» **Task**:
Look through the data below. Pick out the lines holding the string "document".
─── Task data ───
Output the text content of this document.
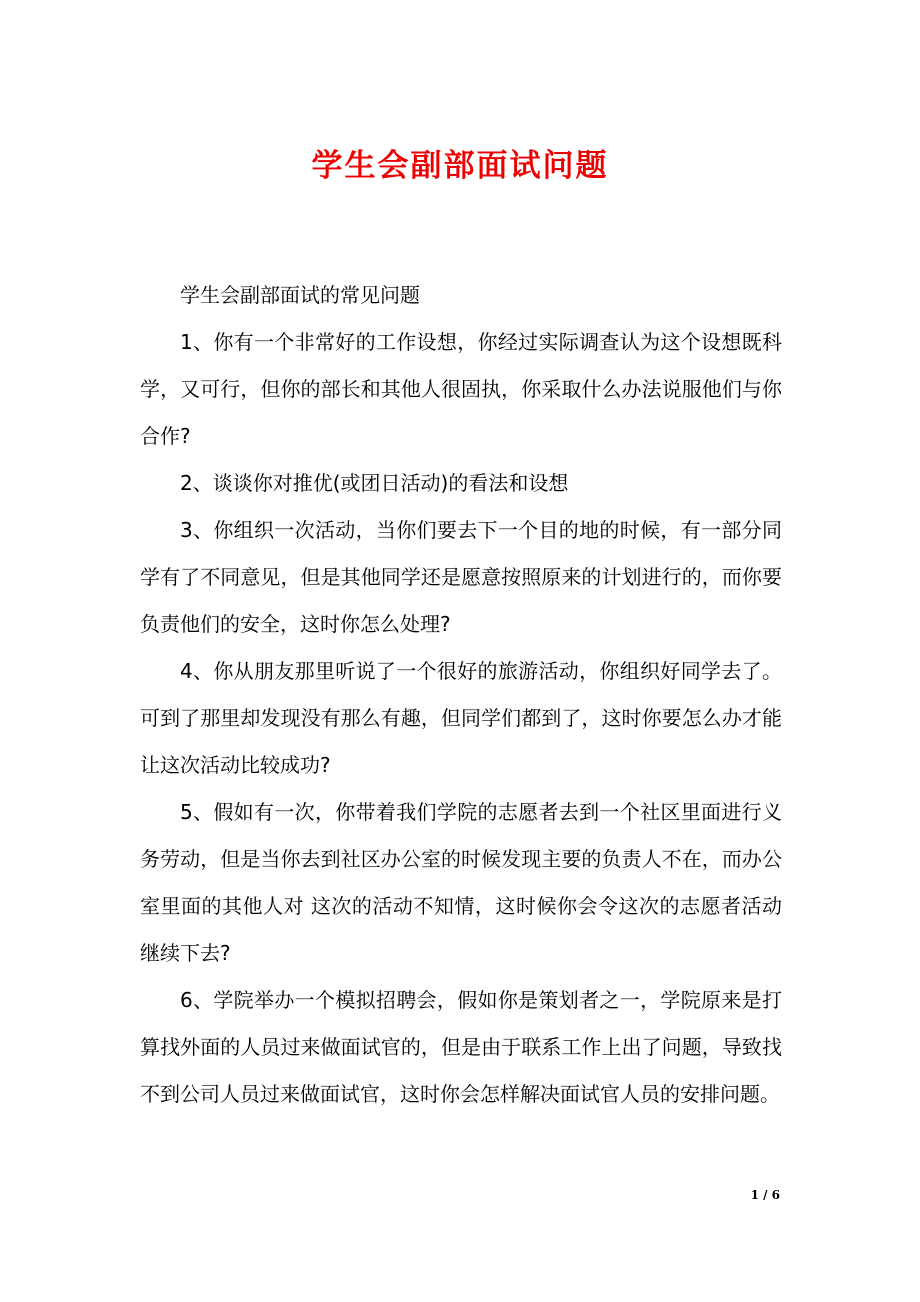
学生会副部面试问题

学生会副部面试的常见问题

1、你有一个非常好的工作设想，你经过实际调查认为这个设想既科学，又可行，但你的部长和其他人很固执，你采取什么办法说服他们与你合作?

2、谈谈你对推优(或团日活动)的看法和设想

3、你组织一次活动，当你们要去下一个目的地的时候，有一部分同学有了不同意见，但是其他同学还是愿意按照原来的计划进行的，而你要负责他们的安全，这时你怎么处理?

4、你从朋友那里听说了一个很好的旅游活动，你组织好同学去了。可到了那里却发现没有那么有趣，但同学们都到了，这时你要怎么办才能让这次活动比较成功?

5、假如有一次，你带着我们学院的志愿者去到一个社区里面进行义务劳动，但是当你去到社区办公室的时候发现主要的负责人不在，而办公室里面的其他人对 这次的活动不知情，这时候你会令这次的志愿者活动继续下去?

6、学院举办一个模拟招聘会，假如你是策划者之一，学院原来是打算找外面的人员过来做面试官的，但是由于联系工作上出了问题，导致找不到公司人员过来做面试官，这时你会怎样解决面试官人员的安排问题。

1 / 6
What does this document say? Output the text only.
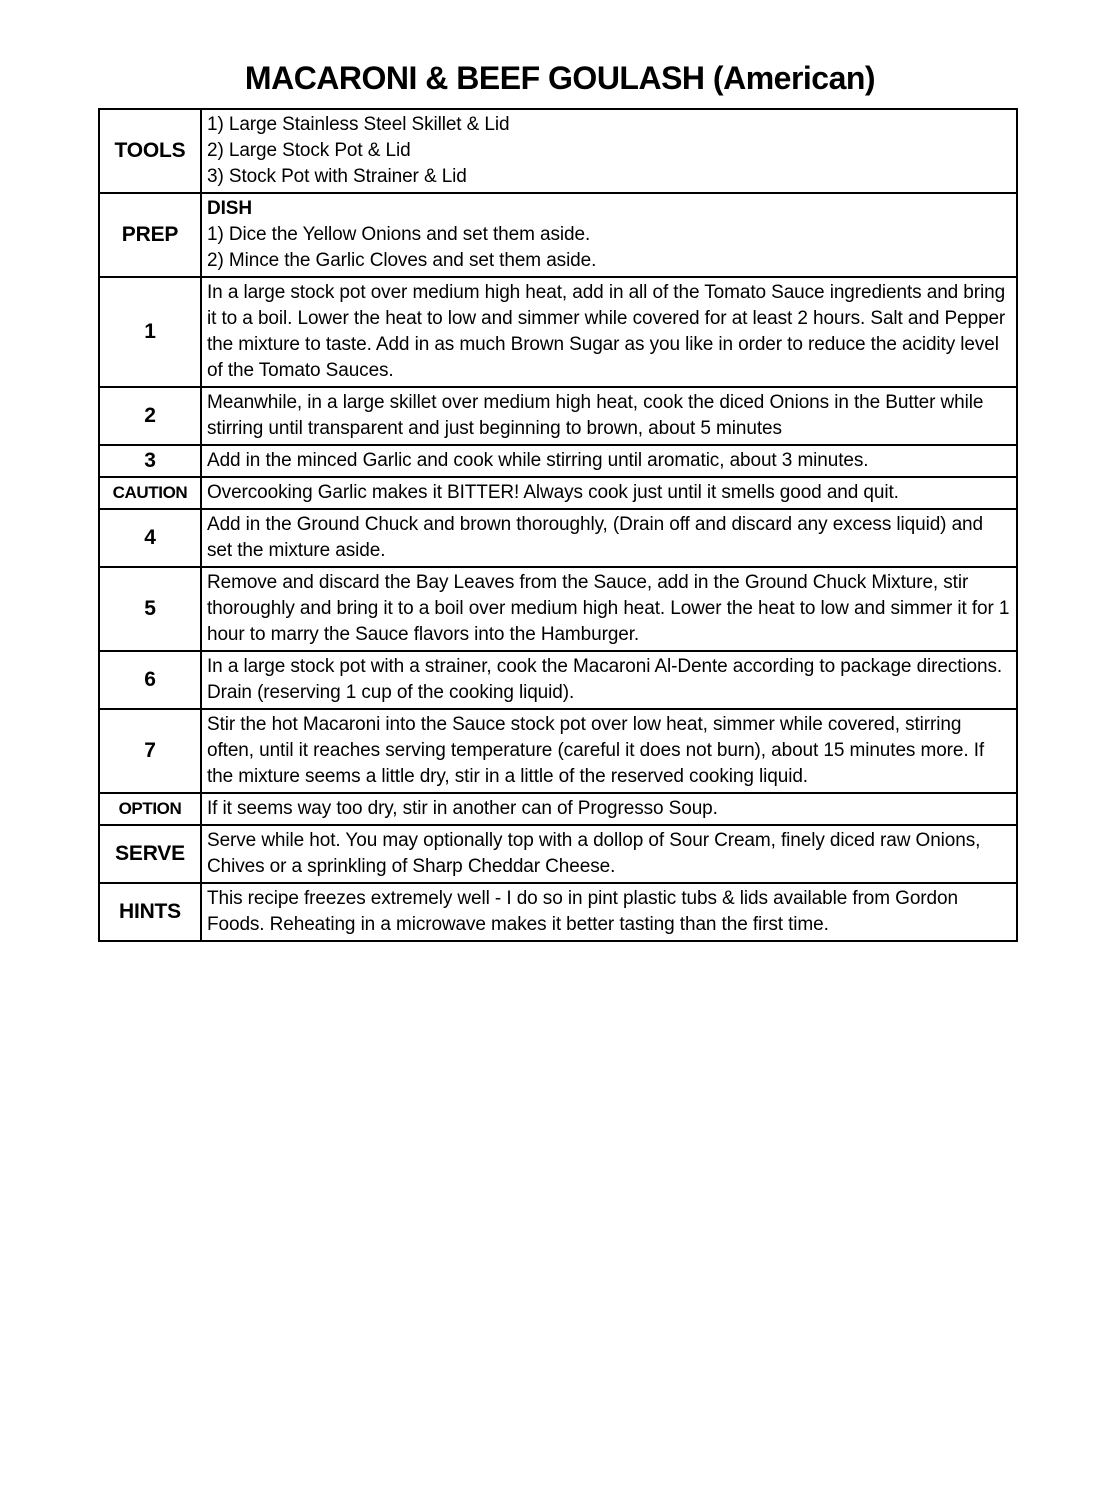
MACARONI & BEEF GOULASH (American)
TOOLS	1) Large Stainless Steel Skillet & Lid
2) Large Stock Pot & Lid
3) Stock Pot with Strainer & Lid

PREP	DISH
1) Dice the Yellow Onions and set them aside.
2) Mince the Garlic Cloves and set them aside.

1	In a large stock pot over medium high heat, add in all of the Tomato Sauce ingredients and bring it to a boil. Lower the heat to low and simmer while covered for at least 2 hours. Salt and Pepper the mixture to taste. Add in as much Brown Sugar as you like in order to reduce the acidity level of the Tomato Sauces.

2	Meanwhile, in a large skillet over medium high heat, cook the diced Onions in the Butter while stirring until transparent and just beginning to brown, about 5 minutes

3	Add in the minced Garlic and cook while stirring until aromatic, about 3 minutes.

CAUTION	Overcooking Garlic makes it BITTER! Always cook just until it smells good and quit.

4	Add in the Ground Chuck and brown thoroughly, (Drain off and discard any excess liquid) and set the mixture aside.

5	Remove and discard the Bay Leaves from the Sauce, add in the Ground Chuck Mixture, stir thoroughly and bring it to a boil over medium high heat. Lower the heat to low and simmer it for 1 hour to marry the Sauce flavors into the Hamburger.

6	In a large stock pot with a strainer, cook the Macaroni Al-Dente according to package directions. Drain (reserving 1 cup of the cooking liquid).

7	Stir the hot Macaroni into the Sauce stock pot over low heat, simmer while covered, stirring often, until it reaches serving temperature (careful it does not burn), about 15 minutes more. If the mixture seems a little dry, stir in a little of the reserved cooking liquid.

OPTION	If it seems way too dry, stir in another can of Progresso Soup.

SERVE	Serve while hot. You may optionally top with a dollop of Sour Cream, finely diced raw Onions, Chives or a sprinkling of Sharp Cheddar Cheese.

HINTS	This recipe freezes extremely well - I do so in pint plastic tubs & lids available from Gordon Foods. Reheating in a microwave makes it better tasting than the first time.
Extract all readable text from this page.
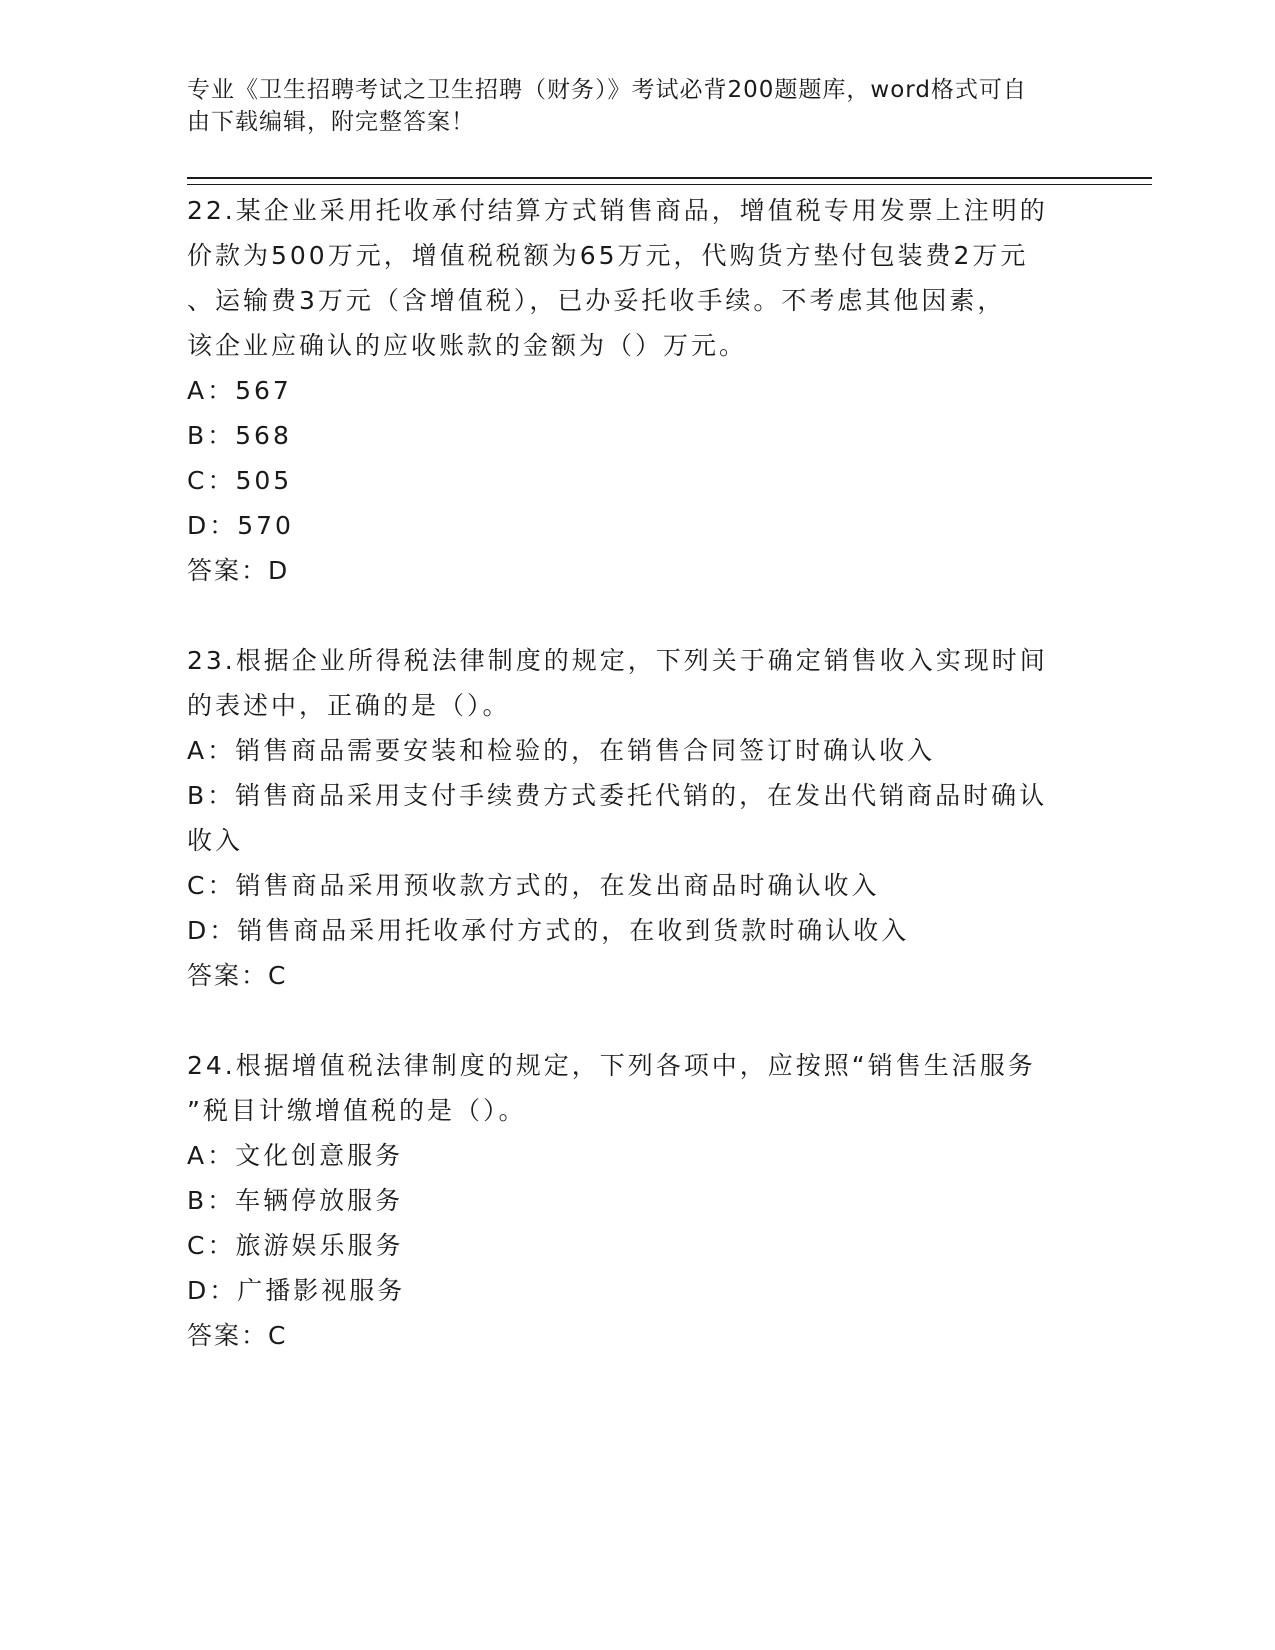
专业《卫生招聘考试之卫生招聘（财务）》考试必背200题题库，word格式可自
由下载编辑，附完整答案！

22.某企业采用托收承付结算方式销售商品，增值税专用发票上注明的

价款为500万元，增值税税额为65万元，代购货方垫付包装费2万元

、运输费3万元（含增值税），已办妥托收手续。不考虑其他因素，

该企业应确认的应收账款的金额为（）万元。

A：567

B：568

C：505

D：570

答案：D

23.根据企业所得税法律制度的规定，下列关于确定销售收入实现时间

的表述中，正确的是（）。

A：销售商品需要安装和检验的，在销售合同签订时确认收入

B：销售商品采用支付手续费方式委托代销的，在发出代销商品时确认

收入

C：销售商品采用预收款方式的，在发出商品时确认收入

D：销售商品采用托收承付方式的，在收到货款时确认收入

答案：C

24.根据增值税法律制度的规定，下列各项中，应按照“销售生活服务

”税目计缴增值税的是（）。

A：文化创意服务

B：车辆停放服务

C：旅游娱乐服务

D：广播影视服务

答案：C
───
» **In response**:
Output the text content of this document.
What does this document say? Output the text only.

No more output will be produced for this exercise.